WHAT THE TASK ASKS: Lift every line from the entries that includes the word "this".

··· RECORDS FOR THE TASK

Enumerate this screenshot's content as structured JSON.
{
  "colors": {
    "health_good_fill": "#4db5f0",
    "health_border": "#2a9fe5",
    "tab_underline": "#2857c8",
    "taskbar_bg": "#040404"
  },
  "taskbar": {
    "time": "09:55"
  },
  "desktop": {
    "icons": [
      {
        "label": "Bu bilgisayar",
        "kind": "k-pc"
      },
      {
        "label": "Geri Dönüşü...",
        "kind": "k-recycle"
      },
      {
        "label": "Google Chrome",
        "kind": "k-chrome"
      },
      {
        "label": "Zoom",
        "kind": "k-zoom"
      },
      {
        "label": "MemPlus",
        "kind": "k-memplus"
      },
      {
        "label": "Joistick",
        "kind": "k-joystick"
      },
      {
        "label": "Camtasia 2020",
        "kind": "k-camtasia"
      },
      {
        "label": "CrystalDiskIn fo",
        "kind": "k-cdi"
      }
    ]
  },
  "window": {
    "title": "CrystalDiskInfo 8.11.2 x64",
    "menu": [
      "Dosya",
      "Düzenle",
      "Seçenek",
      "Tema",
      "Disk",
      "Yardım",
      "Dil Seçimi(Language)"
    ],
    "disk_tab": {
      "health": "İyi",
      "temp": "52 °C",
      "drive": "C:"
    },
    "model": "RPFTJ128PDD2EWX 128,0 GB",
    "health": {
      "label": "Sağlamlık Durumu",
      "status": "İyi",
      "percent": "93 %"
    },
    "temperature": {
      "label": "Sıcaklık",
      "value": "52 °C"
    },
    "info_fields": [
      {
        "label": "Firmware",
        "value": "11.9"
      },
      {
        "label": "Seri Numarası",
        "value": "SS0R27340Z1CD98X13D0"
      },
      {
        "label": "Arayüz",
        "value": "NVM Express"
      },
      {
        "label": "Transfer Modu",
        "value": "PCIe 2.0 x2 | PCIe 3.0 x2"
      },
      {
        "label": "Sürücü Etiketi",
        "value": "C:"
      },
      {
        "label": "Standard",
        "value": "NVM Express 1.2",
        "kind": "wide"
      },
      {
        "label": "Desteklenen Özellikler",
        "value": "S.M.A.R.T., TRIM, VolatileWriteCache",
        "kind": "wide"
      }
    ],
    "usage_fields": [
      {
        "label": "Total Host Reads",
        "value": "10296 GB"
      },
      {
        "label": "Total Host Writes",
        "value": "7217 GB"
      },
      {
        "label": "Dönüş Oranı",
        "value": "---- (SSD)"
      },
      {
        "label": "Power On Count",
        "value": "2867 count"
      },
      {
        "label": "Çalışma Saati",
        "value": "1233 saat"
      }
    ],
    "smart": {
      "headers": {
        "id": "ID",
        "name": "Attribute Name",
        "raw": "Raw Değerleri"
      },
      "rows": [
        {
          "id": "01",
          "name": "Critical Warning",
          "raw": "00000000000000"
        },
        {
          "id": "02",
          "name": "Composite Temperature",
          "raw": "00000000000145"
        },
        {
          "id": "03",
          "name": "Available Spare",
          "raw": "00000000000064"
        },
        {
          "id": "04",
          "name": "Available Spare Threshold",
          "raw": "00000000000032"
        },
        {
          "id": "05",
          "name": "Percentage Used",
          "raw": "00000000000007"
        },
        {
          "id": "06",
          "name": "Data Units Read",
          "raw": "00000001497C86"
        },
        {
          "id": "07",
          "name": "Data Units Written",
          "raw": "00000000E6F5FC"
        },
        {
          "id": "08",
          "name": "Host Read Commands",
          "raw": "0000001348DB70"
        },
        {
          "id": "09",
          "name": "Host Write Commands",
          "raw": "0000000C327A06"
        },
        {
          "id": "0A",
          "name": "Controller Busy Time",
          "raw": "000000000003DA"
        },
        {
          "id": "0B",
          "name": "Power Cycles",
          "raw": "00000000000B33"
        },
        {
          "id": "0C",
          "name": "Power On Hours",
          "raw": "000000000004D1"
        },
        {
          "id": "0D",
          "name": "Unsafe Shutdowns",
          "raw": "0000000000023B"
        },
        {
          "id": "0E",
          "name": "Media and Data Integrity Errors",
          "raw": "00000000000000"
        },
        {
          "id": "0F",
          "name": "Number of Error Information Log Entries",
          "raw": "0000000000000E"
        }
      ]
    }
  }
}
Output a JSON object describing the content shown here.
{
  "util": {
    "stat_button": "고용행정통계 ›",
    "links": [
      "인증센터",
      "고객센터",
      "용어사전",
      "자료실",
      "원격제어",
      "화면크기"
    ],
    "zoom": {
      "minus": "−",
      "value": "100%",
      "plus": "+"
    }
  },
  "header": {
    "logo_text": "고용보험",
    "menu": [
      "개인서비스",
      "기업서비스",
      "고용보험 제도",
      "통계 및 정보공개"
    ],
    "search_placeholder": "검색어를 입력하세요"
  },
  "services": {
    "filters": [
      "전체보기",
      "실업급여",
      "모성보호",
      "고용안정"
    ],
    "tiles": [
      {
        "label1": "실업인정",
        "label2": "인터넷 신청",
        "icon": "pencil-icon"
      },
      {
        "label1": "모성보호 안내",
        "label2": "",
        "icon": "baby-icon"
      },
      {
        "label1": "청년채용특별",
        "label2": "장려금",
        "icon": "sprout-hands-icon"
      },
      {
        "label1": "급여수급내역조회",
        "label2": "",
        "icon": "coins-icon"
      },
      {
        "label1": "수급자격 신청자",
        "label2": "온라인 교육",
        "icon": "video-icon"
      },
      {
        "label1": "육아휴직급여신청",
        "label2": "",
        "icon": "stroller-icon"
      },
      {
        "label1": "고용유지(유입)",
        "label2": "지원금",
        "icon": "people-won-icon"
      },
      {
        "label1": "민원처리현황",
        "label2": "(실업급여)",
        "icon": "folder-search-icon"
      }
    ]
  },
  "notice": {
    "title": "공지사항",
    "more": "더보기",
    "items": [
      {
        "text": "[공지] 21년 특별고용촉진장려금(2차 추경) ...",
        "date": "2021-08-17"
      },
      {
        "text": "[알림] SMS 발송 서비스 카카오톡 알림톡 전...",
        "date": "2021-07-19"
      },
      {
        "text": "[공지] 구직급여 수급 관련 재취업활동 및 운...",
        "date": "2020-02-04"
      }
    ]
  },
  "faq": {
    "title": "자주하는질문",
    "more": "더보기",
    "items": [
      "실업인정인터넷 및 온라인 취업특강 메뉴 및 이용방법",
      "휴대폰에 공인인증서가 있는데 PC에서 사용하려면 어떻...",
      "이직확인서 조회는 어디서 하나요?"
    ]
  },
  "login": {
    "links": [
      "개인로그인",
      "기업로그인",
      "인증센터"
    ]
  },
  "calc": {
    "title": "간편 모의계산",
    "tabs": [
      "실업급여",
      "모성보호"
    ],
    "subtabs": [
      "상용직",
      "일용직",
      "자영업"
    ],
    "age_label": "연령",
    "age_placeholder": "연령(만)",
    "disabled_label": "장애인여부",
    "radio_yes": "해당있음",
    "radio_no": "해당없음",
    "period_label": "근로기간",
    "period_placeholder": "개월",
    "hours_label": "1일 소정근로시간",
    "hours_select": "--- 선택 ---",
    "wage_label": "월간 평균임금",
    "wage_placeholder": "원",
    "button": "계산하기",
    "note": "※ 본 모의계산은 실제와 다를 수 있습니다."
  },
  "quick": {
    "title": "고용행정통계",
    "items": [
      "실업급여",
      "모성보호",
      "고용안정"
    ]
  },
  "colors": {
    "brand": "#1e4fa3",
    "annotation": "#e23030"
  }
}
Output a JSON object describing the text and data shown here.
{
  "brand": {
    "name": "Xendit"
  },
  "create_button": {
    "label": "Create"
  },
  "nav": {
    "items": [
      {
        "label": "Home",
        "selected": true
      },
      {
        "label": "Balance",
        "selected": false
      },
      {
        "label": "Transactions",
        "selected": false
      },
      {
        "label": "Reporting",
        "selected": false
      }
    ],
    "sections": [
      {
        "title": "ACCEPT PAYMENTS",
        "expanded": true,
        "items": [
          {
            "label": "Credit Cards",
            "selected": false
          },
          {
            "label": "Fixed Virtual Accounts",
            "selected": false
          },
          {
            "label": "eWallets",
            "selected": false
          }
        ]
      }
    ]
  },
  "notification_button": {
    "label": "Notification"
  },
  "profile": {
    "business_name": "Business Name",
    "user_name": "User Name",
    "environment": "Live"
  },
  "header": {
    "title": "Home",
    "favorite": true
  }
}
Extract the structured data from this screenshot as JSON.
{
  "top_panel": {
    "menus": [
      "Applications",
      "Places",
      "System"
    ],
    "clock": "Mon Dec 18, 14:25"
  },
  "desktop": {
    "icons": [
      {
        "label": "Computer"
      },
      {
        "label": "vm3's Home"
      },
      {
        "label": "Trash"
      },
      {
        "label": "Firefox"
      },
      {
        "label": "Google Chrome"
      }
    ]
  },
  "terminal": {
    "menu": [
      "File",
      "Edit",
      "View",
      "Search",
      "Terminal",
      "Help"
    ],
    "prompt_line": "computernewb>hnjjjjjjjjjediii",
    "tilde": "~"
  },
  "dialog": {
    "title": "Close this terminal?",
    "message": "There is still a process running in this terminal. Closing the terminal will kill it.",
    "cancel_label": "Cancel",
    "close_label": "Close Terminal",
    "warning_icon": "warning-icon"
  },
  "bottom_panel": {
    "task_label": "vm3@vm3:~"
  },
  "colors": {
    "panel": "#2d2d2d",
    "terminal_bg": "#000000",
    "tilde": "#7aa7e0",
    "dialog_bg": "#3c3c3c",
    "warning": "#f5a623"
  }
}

······

THE RESULT:
Enumerate this screenshot's content as structured JSON.
Extract the structured data from this screenshot as JSON.
    "title": "Close this terminal?",
    "message": "There is still a process running in this terminal. Closing the terminal will kill it.",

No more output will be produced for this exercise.